DATASET EXTRACT -

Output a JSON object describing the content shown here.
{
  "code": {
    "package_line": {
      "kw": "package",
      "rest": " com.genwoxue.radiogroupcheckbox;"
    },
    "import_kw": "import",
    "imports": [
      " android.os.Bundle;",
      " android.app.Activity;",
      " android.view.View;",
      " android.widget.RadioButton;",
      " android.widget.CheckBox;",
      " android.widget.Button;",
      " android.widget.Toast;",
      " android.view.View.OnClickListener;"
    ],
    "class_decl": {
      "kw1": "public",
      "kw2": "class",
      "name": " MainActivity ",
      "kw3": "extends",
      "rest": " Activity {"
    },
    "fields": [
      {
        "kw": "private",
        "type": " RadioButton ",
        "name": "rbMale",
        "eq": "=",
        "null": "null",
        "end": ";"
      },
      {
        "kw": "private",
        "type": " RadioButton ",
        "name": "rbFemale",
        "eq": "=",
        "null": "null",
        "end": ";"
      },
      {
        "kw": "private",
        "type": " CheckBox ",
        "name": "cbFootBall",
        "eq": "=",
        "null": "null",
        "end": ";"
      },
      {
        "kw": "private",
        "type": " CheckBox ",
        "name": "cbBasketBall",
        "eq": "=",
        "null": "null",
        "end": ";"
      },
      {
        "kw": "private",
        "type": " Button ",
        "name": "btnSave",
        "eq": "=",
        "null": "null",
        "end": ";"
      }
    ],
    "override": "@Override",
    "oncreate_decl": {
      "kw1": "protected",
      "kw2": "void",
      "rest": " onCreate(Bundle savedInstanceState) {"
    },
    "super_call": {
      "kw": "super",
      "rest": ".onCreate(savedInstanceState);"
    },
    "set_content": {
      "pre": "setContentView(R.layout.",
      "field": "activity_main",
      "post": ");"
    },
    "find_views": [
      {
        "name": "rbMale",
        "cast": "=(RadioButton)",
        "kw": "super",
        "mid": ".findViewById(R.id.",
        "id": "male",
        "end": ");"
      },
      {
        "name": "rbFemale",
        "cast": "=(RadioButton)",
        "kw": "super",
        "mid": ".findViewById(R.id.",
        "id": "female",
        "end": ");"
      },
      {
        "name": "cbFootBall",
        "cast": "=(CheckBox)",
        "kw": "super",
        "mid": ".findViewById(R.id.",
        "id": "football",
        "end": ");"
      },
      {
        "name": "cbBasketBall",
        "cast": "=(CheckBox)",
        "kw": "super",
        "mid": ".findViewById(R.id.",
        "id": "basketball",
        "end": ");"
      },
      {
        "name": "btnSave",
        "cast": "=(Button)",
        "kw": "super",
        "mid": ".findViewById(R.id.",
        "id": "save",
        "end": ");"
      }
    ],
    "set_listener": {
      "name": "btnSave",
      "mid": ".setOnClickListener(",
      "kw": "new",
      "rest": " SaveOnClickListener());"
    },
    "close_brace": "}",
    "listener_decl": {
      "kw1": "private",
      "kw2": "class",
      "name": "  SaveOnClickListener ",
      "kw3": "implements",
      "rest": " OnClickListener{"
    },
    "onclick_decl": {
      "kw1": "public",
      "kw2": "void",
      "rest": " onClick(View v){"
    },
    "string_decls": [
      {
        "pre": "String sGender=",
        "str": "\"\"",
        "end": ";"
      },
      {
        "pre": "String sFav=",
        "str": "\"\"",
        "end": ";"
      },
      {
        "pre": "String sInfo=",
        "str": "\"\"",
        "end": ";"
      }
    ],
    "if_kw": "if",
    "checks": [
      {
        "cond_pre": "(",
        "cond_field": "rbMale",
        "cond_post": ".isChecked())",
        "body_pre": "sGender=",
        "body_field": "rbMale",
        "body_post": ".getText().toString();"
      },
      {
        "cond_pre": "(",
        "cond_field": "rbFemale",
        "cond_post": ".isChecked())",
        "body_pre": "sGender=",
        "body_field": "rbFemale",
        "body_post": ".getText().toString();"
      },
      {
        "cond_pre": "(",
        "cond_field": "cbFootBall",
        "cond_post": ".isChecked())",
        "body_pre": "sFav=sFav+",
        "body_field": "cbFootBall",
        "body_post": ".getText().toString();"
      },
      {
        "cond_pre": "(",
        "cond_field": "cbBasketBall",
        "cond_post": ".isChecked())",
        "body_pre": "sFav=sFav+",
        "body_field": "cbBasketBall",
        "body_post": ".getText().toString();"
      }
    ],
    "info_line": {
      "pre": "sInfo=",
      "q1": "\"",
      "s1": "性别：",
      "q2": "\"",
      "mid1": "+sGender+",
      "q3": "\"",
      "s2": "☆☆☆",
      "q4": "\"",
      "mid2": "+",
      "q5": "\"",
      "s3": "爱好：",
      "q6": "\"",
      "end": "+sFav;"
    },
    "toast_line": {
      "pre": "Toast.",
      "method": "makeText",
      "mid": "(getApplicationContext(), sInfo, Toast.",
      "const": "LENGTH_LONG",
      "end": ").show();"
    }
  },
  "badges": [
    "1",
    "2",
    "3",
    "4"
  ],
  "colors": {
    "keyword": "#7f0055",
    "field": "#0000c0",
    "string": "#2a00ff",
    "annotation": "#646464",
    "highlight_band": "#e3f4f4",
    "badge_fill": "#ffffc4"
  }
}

GOAL OF THE EXERCISE -
Give every line of the material again, exactly as it reads.

OUTPUT OF THE TASK -
Output a JSON object describing the content shown here.
{
  "code": {
    "package_line": {
      "kw": "package",
      "rest": " com.genwoxue.radiogroupcheckbox;"
    },
    "import_kw": "import",
    "imports": [
      " android.os.Bundle;",
      " android.app.Activity;",
      " android.view.View;",
      " android.widget.RadioButton;",
      " android.widget.CheckBox;",
      " android.widget.Button;",
      " android.widget.Toast;",
      " android.view.View.OnClickListener;"
    ],
    "class_decl": {
      "kw1": "public",
      "kw2": "class",
      "name": " MainActivity ",
      "kw3": "extends",
      "rest": " Activity {"
    },
    "fields": [
      {
        "kw": "private",
        "type": " RadioButton ",
        "name": "rbMale",
        "eq": "=",
        "null": "null",
        "end": ";"
      },
      {
        "kw": "private",
        "type": " RadioButton ",
        "name": "rbFemale",
        "eq": "=",
        "null": "null",
        "end": ";"
      },
      {
        "kw": "private",
        "type": " CheckBox ",
        "name": "cbFootBall",
        "eq": "=",
        "null": "null",
        "end": ";"
      },
      {
        "kw": "private",
        "type": " CheckBox ",
        "name": "cbBasketBall",
        "eq": "=",
        "null": "null",
        "end": ";"
      },
      {
        "kw": "private",
        "type": " Button ",
        "name": "btnSave",
        "eq": "=",
        "null": "null",
        "end": ";"
      }
    ],
    "override": "@Override",
    "oncreate_decl": {
      "kw1": "protected",
      "kw2": "void",
      "rest": " onCreate(Bundle savedInstanceState) {"
    },
    "super_call": {
      "kw": "super",
      "rest": ".onCreate(savedInstanceState);"
    },
    "set_content": {
      "pre": "setContentView(R.layout.",
      "field": "activity_main",
      "post": ");"
    },
    "find_views": [
      {
        "name": "rbMale",
        "cast": "=(RadioButton)",
        "kw": "super",
        "mid": ".findViewById(R.id.",
        "id": "male",
        "end": ");"
      },
      {
        "name": "rbFemale",
        "cast": "=(RadioButton)",
        "kw": "super",
        "mid": ".findViewById(R.id.",
        "id": "female",
        "end": ");"
      },
      {
        "name": "cbFootBall",
        "cast": "=(CheckBox)",
        "kw": "super",
        "mid": ".findViewById(R.id.",
        "id": "football",
        "end": ");"
      },
      {
        "name": "cbBasketBall",
        "cast": "=(CheckBox)",
        "kw": "super",
        "mid": ".findViewById(R.id.",
        "id": "basketball",
        "end": ");"
      },
      {
        "name": "btnSave",
        "cast": "=(Button)",
        "kw": "super",
        "mid": ".findViewById(R.id.",
        "id": "save",
        "end": ");"
      }
    ],
    "set_listener": {
      "name": "btnSave",
      "mid": ".setOnClickListener(",
      "kw": "new",
      "rest": " SaveOnClickListener());"
    },
    "close_brace": "}",
    "listener_decl": {
      "kw1": "private",
      "kw2": "class",
      "name": "  SaveOnClickListener ",
      "kw3": "implements",
      "rest": " OnClickListener{"
    },
    "onclick_decl": {
      "kw1": "public",
      "kw2": "void",
      "rest": " onClick(View v){"
    },
    "string_decls": [
      {
        "pre": "String sGender=",
        "str": "\"\"",
        "end": ";"
      },
      {
        "pre": "String sFav=",
        "str": "\"\"",
        "end": ";"
      },
      {
        "pre": "String sInfo=",
        "str": "\"\"",
        "end": ";"
      }
    ],
    "if_kw": "if",
    "checks": [
      {
        "cond_pre": "(",
        "cond_field": "rbMale",
        "cond_post": ".isChecked())",
        "body_pre": "sGender=",
        "body_field": "rbMale",
        "body_post": ".getText().toString();"
      },
      {
        "cond_pre": "(",
        "cond_field": "rbFemale",
        "cond_post": ".isChecked())",
        "body_pre": "sGender=",
        "body_field": "rbFemale",
        "body_post": ".getText().toString();"
      },
      {
        "cond_pre": "(",
        "cond_field": "cbFootBall",
        "cond_post": ".isChecked())",
        "body_pre": "sFav=sFav+",
        "body_field": "cbFootBall",
        "body_post": ".getText().toString();"
      },
      {
        "cond_pre": "(",
        "cond_field": "cbBasketBall",
        "cond_post": ".isChecked())",
        "body_pre": "sFav=sFav+",
        "body_field": "cbBasketBall",
        "body_post": ".getText().toString();"
      }
    ],
    "info_line": {
      "pre": "sInfo=",
      "q1": "\"",
      "s1": "性别：",
      "q2": "\"",
      "mid1": "+sGender+",
      "q3": "\"",
      "s2": "☆☆☆",
      "q4": "\"",
      "mid2": "+",
      "q5": "\"",
      "s3": "爱好：",
      "q6": "\"",
      "end": "+sFav;"
    },
    "toast_line": {
      "pre": "Toast.",
      "method": "makeText",
      "mid": "(getApplicationContext(), sInfo, Toast.",
      "const": "LENGTH_LONG",
      "end": ").show();"
    }
  },
  "badges": [
    "1",
    "2",
    "3",
    "4"
  ],
  "colors": {
    "keyword": "#7f0055",
    "field": "#0000c0",
    "string": "#2a00ff",
    "annotation": "#646464",
    "highlight_band": "#e3f4f4",
    "badge_fill": "#ffffc4"
  }
}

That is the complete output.